### TASK TO CARRY OUT
Select the lines of the records containing the word "Сегодня" and list them.

### MATERIAL PROVIDED
# # # # #

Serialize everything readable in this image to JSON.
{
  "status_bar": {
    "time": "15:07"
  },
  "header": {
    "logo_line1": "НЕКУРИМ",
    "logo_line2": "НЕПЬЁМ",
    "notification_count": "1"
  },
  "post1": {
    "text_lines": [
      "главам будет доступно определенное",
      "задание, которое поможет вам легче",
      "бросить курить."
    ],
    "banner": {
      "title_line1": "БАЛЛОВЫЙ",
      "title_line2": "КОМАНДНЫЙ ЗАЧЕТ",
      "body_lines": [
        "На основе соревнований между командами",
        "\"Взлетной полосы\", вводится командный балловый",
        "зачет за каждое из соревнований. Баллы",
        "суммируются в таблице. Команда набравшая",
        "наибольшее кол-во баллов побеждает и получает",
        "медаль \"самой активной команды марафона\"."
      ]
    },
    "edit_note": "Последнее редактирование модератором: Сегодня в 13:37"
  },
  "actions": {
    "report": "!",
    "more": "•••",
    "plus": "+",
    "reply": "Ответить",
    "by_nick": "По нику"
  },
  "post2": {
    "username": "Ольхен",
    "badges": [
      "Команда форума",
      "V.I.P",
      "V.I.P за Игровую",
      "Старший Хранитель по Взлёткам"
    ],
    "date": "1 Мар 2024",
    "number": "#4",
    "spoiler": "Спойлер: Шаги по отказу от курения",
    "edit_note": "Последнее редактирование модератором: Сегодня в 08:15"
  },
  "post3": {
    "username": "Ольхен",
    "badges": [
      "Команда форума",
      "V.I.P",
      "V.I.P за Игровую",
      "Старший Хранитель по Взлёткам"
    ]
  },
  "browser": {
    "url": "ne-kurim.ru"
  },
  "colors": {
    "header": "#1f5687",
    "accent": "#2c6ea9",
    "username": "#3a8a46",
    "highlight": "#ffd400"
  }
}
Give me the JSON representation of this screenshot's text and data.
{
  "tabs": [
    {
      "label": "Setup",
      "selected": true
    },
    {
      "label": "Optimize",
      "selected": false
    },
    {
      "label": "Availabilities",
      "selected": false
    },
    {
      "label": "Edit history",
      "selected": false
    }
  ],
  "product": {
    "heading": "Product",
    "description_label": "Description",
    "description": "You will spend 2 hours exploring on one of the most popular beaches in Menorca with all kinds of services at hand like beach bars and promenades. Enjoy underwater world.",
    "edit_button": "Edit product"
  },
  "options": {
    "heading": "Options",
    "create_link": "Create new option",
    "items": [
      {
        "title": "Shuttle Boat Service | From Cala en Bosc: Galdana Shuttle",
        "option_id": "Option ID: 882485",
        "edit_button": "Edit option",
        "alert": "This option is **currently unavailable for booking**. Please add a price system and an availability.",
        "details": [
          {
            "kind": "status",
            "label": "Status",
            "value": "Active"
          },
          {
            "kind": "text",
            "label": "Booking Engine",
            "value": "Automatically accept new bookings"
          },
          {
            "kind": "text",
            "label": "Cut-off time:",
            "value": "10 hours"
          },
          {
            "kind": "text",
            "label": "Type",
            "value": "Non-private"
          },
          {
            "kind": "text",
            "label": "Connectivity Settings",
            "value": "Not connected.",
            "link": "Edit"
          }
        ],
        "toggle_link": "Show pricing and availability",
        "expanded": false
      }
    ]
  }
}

# # # # #

### THE RESPONSE
    "edit_note": "Последнее редактирование модератором: Сегодня в 13:37"
    "edit_note": "Последнее редактирование модератором: Сегодня в 08:15"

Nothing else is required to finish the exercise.